Exclude any images and output the remaining records exactly.

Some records
__________
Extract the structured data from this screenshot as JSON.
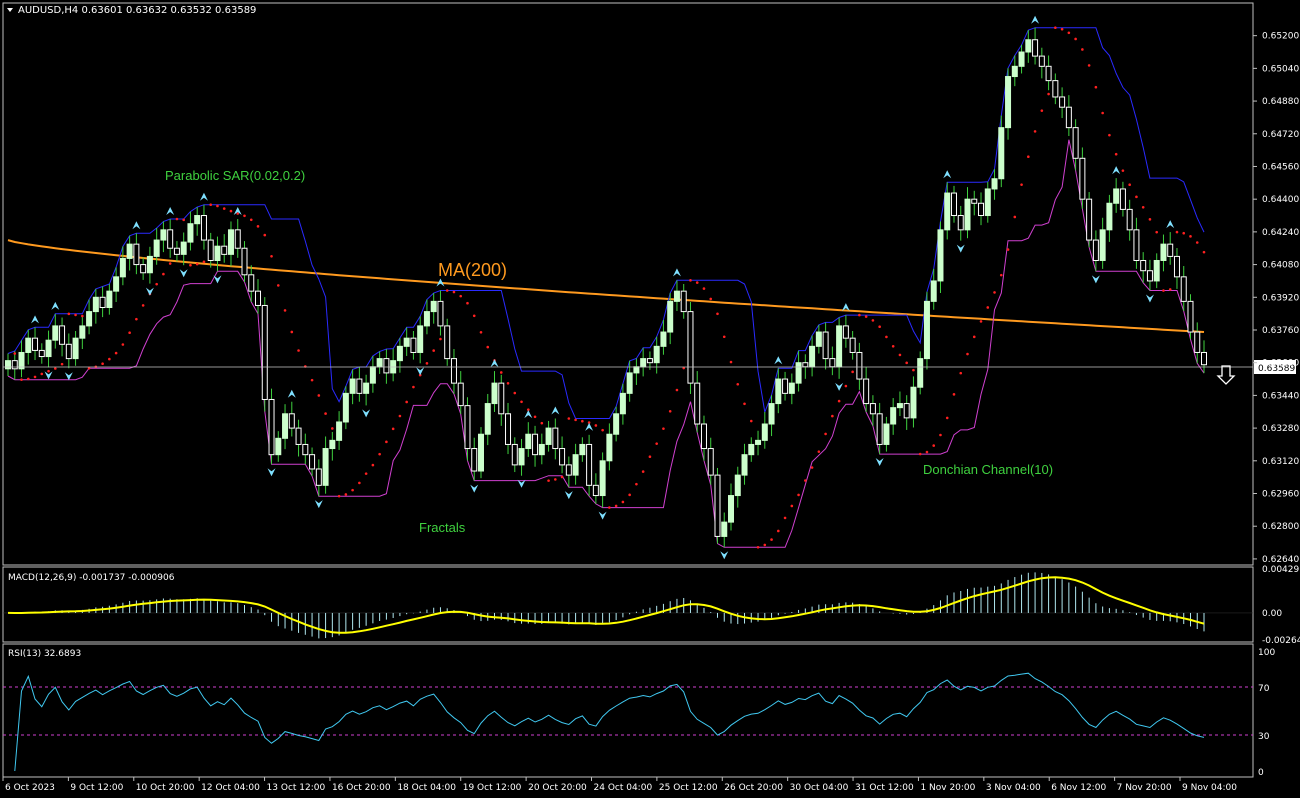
{
  "header": {
    "symbol_info": "AUDUSD,H4  0.63601 0.63632 0.63532 0.63589"
  },
  "annotations": {
    "sar": "Parabolic SAR(0.02,0.2)",
    "ma": "MA(200)",
    "donchian": "Donchian Channel(10)",
    "fractals": "Fractals"
  },
  "price_axis": {
    "ticks": [
      "0.65200",
      "0.65040",
      "0.64880",
      "0.64720",
      "0.64560",
      "0.64400",
      "0.64240",
      "0.64080",
      "0.63920",
      "0.63760",
      "0.63600",
      "0.63440",
      "0.63280",
      "0.63120",
      "0.62960",
      "0.62800",
      "0.62640"
    ],
    "current_price": "0.63589"
  },
  "time_axis": {
    "labels": [
      "6 Oct 2023",
      "9 Oct 12:00",
      "10 Oct 20:00",
      "12 Oct 04:00",
      "13 Oct 12:00",
      "16 Oct 20:00",
      "18 Oct 04:00",
      "19 Oct 12:00",
      "20 Oct 20:00",
      "24 Oct 04:00",
      "25 Oct 12:00",
      "26 Oct 20:00",
      "30 Oct 04:00",
      "31 Oct 12:00",
      "1 Nov 20:00",
      "3 Nov 04:00",
      "6 Nov 12:00",
      "7 Nov 20:00",
      "9 Nov 04:00"
    ]
  },
  "macd": {
    "label": "MACD(12,26,9) -0.001737 -0.000906",
    "ticks": [
      "0.004291",
      "0.00",
      "-0.002641"
    ]
  },
  "rsi": {
    "label": "RSI(13) 32.6893",
    "ticks": [
      "100",
      "70",
      "30",
      "0"
    ]
  },
  "colors": {
    "up_candle": "#ccffcc",
    "down_candle": "#ffffff",
    "wick": "#3fd13f",
    "ma": "#ff9a1f",
    "donchian_upper": "#2a2aff",
    "donchian_lower": "#d040d0",
    "sar": "#ff2020",
    "fractal": "#7fe0ff",
    "macd_signal": "#ffff00",
    "macd_hist": "#b0e8f0",
    "rsi_line": "#40c8f0",
    "rsi_levels": "#d040d0"
  },
  "chart_data": {
    "type": "candlestick",
    "symbol": "AUDUSD",
    "timeframe": "H4",
    "ohlc_last": {
      "open": 0.63601,
      "high": 0.63632,
      "low": 0.63532,
      "close": 0.63589
    },
    "close_approx": [
      0.6361,
      0.6357,
      0.6365,
      0.6372,
      0.6366,
      0.6363,
      0.6371,
      0.6378,
      0.6369,
      0.6362,
      0.6372,
      0.6378,
      0.6385,
      0.6392,
      0.6387,
      0.6395,
      0.6402,
      0.6411,
      0.6418,
      0.6408,
      0.6404,
      0.6412,
      0.642,
      0.6425,
      0.6416,
      0.6413,
      0.6419,
      0.6428,
      0.6432,
      0.642,
      0.641,
      0.6417,
      0.6413,
      0.6425,
      0.6416,
      0.6403,
      0.6395,
      0.6388,
      0.6342,
      0.6315,
      0.6323,
      0.6335,
      0.6328,
      0.632,
      0.6315,
      0.6308,
      0.63,
      0.6318,
      0.6322,
      0.6331,
      0.6345,
      0.6352,
      0.6345,
      0.635,
      0.6358,
      0.6362,
      0.6355,
      0.6361,
      0.6368,
      0.6372,
      0.6365,
      0.6378,
      0.6385,
      0.639,
      0.6378,
      0.6362,
      0.635,
      0.6339,
      0.6318,
      0.6307,
      0.6325,
      0.634,
      0.635,
      0.6335,
      0.632,
      0.631,
      0.6318,
      0.6325,
      0.6315,
      0.632,
      0.6328,
      0.6318,
      0.631,
      0.6305,
      0.6315,
      0.632,
      0.63,
      0.6295,
      0.6312,
      0.6325,
      0.6335,
      0.6345,
      0.6355,
      0.6358,
      0.6362,
      0.636,
      0.6368,
      0.6375,
      0.639,
      0.6395,
      0.6385,
      0.635,
      0.633,
      0.6318,
      0.6305,
      0.6275,
      0.6282,
      0.6295,
      0.6305,
      0.6315,
      0.632,
      0.6322,
      0.633,
      0.634,
      0.6352,
      0.6345,
      0.635,
      0.636,
      0.6358,
      0.6368,
      0.6375,
      0.6362,
      0.6358,
      0.6378,
      0.6372,
      0.6365,
      0.6352,
      0.634,
      0.6335,
      0.632,
      0.633,
      0.6338,
      0.634,
      0.6333,
      0.6348,
      0.6362,
      0.639,
      0.64,
      0.6425,
      0.6443,
      0.6432,
      0.6425,
      0.644,
      0.6438,
      0.6432,
      0.6445,
      0.645,
      0.6475,
      0.65,
      0.6505,
      0.6512,
      0.6518,
      0.651,
      0.6505,
      0.6498,
      0.649,
      0.6485,
      0.6475,
      0.646,
      0.644,
      0.642,
      0.641,
      0.6425,
      0.6438,
      0.6445,
      0.6435,
      0.6425,
      0.641,
      0.6405,
      0.64,
      0.641,
      0.6418,
      0.6412,
      0.6402,
      0.639,
      0.6375,
      0.6365,
      0.6359
    ],
    "ma200_approx": {
      "start": 0.642,
      "end": 0.6375
    },
    "y_range": [
      0.6262,
      0.6535
    ],
    "macd": {
      "value": -0.001737,
      "signal": -0.000906,
      "range": [
        -0.002641,
        0.004291
      ]
    },
    "rsi": {
      "value": 32.6893,
      "levels": [
        30,
        70
      ],
      "range": [
        0,
        100
      ]
    }
  }
}
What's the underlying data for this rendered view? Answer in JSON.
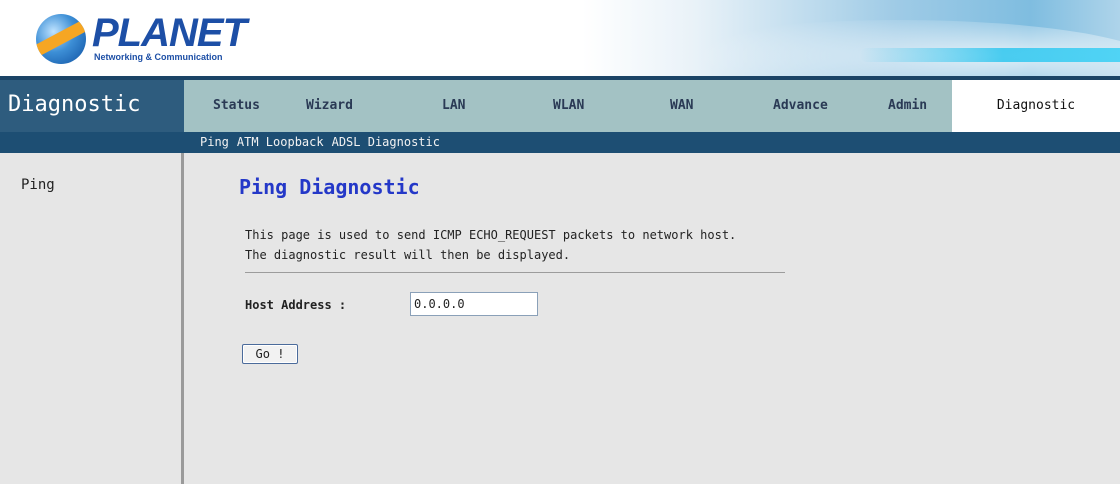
{
  "header": {
    "brand": "PLANET",
    "tagline": "Networking & Communication"
  },
  "nav": {
    "section_title": "Diagnostic",
    "items": [
      {
        "label": "Status"
      },
      {
        "label": "Wizard"
      },
      {
        "label": "LAN"
      },
      {
        "label": "WLAN"
      },
      {
        "label": "WAN"
      },
      {
        "label": "Advance"
      },
      {
        "label": "Admin"
      },
      {
        "label": "Diagnostic",
        "active": true
      }
    ]
  },
  "subnav": {
    "items": [
      {
        "label": "Ping"
      },
      {
        "label": "ATM Loopback"
      },
      {
        "label": "ADSL Diagnostic"
      }
    ]
  },
  "sidebar": {
    "items": [
      {
        "label": "Ping"
      }
    ]
  },
  "main": {
    "title": "Ping Diagnostic",
    "description_line1": "This page is used to send ICMP ECHO_REQUEST packets to network host.",
    "description_line2": "The diagnostic result will then be displayed.",
    "host_label": "Host Address :",
    "host_value": "0.0.0.0",
    "go_label": "Go !"
  },
  "colors": {
    "nav_bar": "#a3c2c4",
    "nav_title_bg": "#2e5c7e",
    "subnav_bg": "#1d4e73",
    "title_blue": "#2438c8",
    "page_bg": "#e6e6e6"
  }
}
__________
--- THE COMPLETED TASK ---
Extract the structured data from this screenshot as JSON.
{
  "header": {
    "symbol_info": "AUDUSD,H4  0.63601 0.63632 0.63532 0.63589"
  },
  "annotations": {
    "sar": "Parabolic SAR(0.02,0.2)",
    "ma": "MA(200)",
    "donchian": "Donchian Channel(10)",
    "fractals": "Fractals"
  },
  "price_axis": {
    "ticks": [
      "0.65200",
      "0.65040",
      "0.64880",
      "0.64720",
      "0.64560",
      "0.64400",
      "0.64240",
      "0.64080",
      "0.63920",
      "0.63760",
      "0.63600",
      "0.63440",
      "0.63280",
      "0.63120",
      "0.62960",
      "0.62800",
      "0.62640"
    ],
    "current_price": "0.63589"
  },
  "time_axis": {
    "labels": [
      "6 Oct 2023",
      "9 Oct 12:00",
      "10 Oct 20:00",
      "12 Oct 04:00",
      "13 Oct 12:00",
      "16 Oct 20:00",
      "18 Oct 04:00",
      "19 Oct 12:00",
      "20 Oct 20:00",
      "24 Oct 04:00",
      "25 Oct 12:00",
      "26 Oct 20:00",
      "30 Oct 04:00",
      "31 Oct 12:00",
      "1 Nov 20:00",
      "3 Nov 04:00",
      "6 Nov 12:00",
      "7 Nov 20:00",
      "9 Nov 04:00"
    ]
  },
  "macd": {
    "label": "MACD(12,26,9) -0.001737 -0.000906",
    "ticks": [
      "0.004291",
      "0.00",
      "-0.002641"
    ]
  },
  "rsi": {
    "label": "RSI(13) 32.6893",
    "ticks": [
      "100",
      "70",
      "30",
      "0"
    ]
  },
  "colors": {
    "up_candle": "#ccffcc",
    "down_candle": "#ffffff",
    "wick": "#3fd13f",
    "ma": "#ff9a1f",
    "donchian_upper": "#2a2aff",
    "donchian_lower": "#d040d0",
    "sar": "#ff2020",
    "fractal": "#7fe0ff",
    "macd_signal": "#ffff00",
    "macd_hist": "#b0e8f0",
    "rsi_line": "#40c8f0",
    "rsi_levels": "#d040d0"
  },
  "chart_data": {
    "type": "candlestick",
    "symbol": "AUDUSD",
    "timeframe": "H4",
    "ohlc_last": {
      "open": 0.63601,
      "high": 0.63632,
      "low": 0.63532,
      "close": 0.63589
    },
    "close_approx": [
      0.6361,
      0.6357,
      0.6365,
      0.6372,
      0.6366,
      0.6363,
      0.6371,
      0.6378,
      0.6369,
      0.6362,
      0.6372,
      0.6378,
      0.6385,
      0.6392,
      0.6387,
      0.6395,
      0.6402,
      0.6411,
      0.6418,
      0.6408,
      0.6404,
      0.6412,
      0.642,
      0.6425,
      0.6416,
      0.6413,
      0.6419,
      0.6428,
      0.6432,
      0.642,
      0.641,
      0.6417,
      0.6413,
      0.6425,
      0.6416,
      0.6403,
      0.6395,
      0.6388,
      0.6342,
      0.6315,
      0.6323,
      0.6335,
      0.6328,
      0.632,
      0.6315,
      0.6308,
      0.63,
      0.6318,
      0.6322,
      0.6331,
      0.6345,
      0.6352,
      0.6345,
      0.635,
      0.6358,
      0.6362,
      0.6355,
      0.6361,
      0.6368,
      0.6372,
      0.6365,
      0.6378,
      0.6385,
      0.639,
      0.6378,
      0.6362,
      0.635,
      0.6339,
      0.6318,
      0.6307,
      0.6325,
      0.634,
      0.635,
      0.6335,
      0.632,
      0.631,
      0.6318,
      0.6325,
      0.6315,
      0.632,
      0.6328,
      0.6318,
      0.631,
      0.6305,
      0.6315,
      0.632,
      0.63,
      0.6295,
      0.6312,
      0.6325,
      0.6335,
      0.6345,
      0.6355,
      0.6358,
      0.6362,
      0.636,
      0.6368,
      0.6375,
      0.639,
      0.6395,
      0.6385,
      0.635,
      0.633,
      0.6318,
      0.6305,
      0.6275,
      0.6282,
      0.6295,
      0.6305,
      0.6315,
      0.632,
      0.6322,
      0.633,
      0.634,
      0.6352,
      0.6345,
      0.635,
      0.636,
      0.6358,
      0.6368,
      0.6375,
      0.6362,
      0.6358,
      0.6378,
      0.6372,
      0.6365,
      0.6352,
      0.634,
      0.6335,
      0.632,
      0.633,
      0.6338,
      0.634,
      0.6333,
      0.6348,
      0.6362,
      0.639,
      0.64,
      0.6425,
      0.6443,
      0.6432,
      0.6425,
      0.644,
      0.6438,
      0.6432,
      0.6445,
      0.645,
      0.6475,
      0.65,
      0.6505,
      0.6512,
      0.6518,
      0.651,
      0.6505,
      0.6498,
      0.649,
      0.6485,
      0.6475,
      0.646,
      0.644,
      0.642,
      0.641,
      0.6425,
      0.6438,
      0.6445,
      0.6435,
      0.6425,
      0.641,
      0.6405,
      0.64,
      0.641,
      0.6418,
      0.6412,
      0.6402,
      0.639,
      0.6375,
      0.6365,
      0.6359
    ],
    "ma200_approx": {
      "start": 0.642,
      "end": 0.6375
    },
    "y_range": [
      0.6262,
      0.6535
    ],
    "macd": {
      "value": -0.001737,
      "signal": -0.000906,
      "range": [
        -0.002641,
        0.004291
      ]
    },
    "rsi": {
      "value": 32.6893,
      "levels": [
        30,
        70
      ],
      "range": [
        0,
        100
      ]
    }
  }
}
What's the underlying data for this rendered view? Answer in JSON.
{
  "header": {
    "brand": "PLANET",
    "tagline": "Networking & Communication"
  },
  "nav": {
    "section_title": "Diagnostic",
    "items": [
      {
        "label": "Status"
      },
      {
        "label": "Wizard"
      },
      {
        "label": "LAN"
      },
      {
        "label": "WLAN"
      },
      {
        "label": "WAN"
      },
      {
        "label": "Advance"
      },
      {
        "label": "Admin"
      },
      {
        "label": "Diagnostic",
        "active": true
      }
    ]
  },
  "subnav": {
    "items": [
      {
        "label": "Ping"
      },
      {
        "label": "ATM Loopback"
      },
      {
        "label": "ADSL Diagnostic"
      }
    ]
  },
  "sidebar": {
    "items": [
      {
        "label": "Ping"
      }
    ]
  },
  "main": {
    "title": "Ping Diagnostic",
    "description_line1": "This page is used to send ICMP ECHO_REQUEST packets to network host.",
    "description_line2": "The diagnostic result will then be displayed.",
    "host_label": "Host Address :",
    "host_value": "0.0.0.0",
    "go_label": "Go !"
  },
  "colors": {
    "nav_bar": "#a3c2c4",
    "nav_title_bg": "#2e5c7e",
    "subnav_bg": "#1d4e73",
    "title_blue": "#2438c8",
    "page_bg": "#e6e6e6"
  }
}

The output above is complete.